Could you write out the records below exactly as they appear?

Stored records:
▽

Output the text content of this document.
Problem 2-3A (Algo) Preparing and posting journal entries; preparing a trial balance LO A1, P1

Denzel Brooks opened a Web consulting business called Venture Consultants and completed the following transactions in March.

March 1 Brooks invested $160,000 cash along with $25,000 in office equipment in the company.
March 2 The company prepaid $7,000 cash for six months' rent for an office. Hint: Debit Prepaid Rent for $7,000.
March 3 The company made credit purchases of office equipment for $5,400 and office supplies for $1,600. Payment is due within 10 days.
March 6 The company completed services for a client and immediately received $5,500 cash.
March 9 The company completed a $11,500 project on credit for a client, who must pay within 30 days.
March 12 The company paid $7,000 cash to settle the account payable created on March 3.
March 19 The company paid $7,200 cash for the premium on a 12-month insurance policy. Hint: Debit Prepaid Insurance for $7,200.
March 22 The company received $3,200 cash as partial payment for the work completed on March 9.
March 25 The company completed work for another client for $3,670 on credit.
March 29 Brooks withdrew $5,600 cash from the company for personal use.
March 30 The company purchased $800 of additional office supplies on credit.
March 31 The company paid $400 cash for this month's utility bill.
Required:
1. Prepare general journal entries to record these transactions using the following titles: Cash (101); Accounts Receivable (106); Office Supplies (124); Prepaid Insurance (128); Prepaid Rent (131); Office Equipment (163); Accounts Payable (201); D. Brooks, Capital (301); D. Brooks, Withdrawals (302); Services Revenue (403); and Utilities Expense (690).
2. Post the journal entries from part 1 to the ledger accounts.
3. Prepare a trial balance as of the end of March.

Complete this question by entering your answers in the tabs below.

△

Result for this exercise.
Output the text content of this document.
Problem 2-3A (Algo) Preparing and posting journal entries; preparing a trial balance LO A1, P1

Denzel Brooks opened a Web consulting business called Venture Consultants and completed the following transactions in March.

March 1 Brooks invested $160,000 cash along with $25,000 in office equipment in the company.
March 2 The company prepaid $7,000 cash for six months' rent for an office. Hint: Debit Prepaid Rent for $7,000.
March 3 The company made credit purchases of office equipment for $5,400 and office supplies for $1,600. Payment is due within 10 days.
March 6 The company completed services for a client and immediately received $5,500 cash.
March 9 The company completed a $11,500 project on credit for a client, who must pay within 30 days.
March 12 The company paid $7,000 cash to settle the account payable created on March 3.
March 19 The company paid $7,200 cash for the premium on a 12-month insurance policy. Hint: Debit Prepaid Insurance for $7,200.
March 22 The company received $3,200 cash as partial payment for the work completed on March 9.
March 25 The company completed work for another client for $3,670 on credit.
March 29 Brooks withdrew $5,600 cash from the company for personal use.
March 30 The company purchased $800 of additional office supplies on credit.
March 31 The company paid $400 cash for this month's utility bill.
Required:
1. Prepare general journal entries to record these transactions using the following titles: Cash (101); Accounts Receivable (106); Office Supplies (124); Prepaid Insurance (128); Prepaid Rent (131); Office Equipment (163); Accounts Payable (201); D. Brooks, Capital (301); D. Brooks, Withdrawals (302); Services Revenue (403); and Utilities Expense (690).
2. Post the journal entries from part 1 to the ledger accounts.
3. Prepare a trial balance as of the end of March.

Complete this question by entering your answers in the tabs below.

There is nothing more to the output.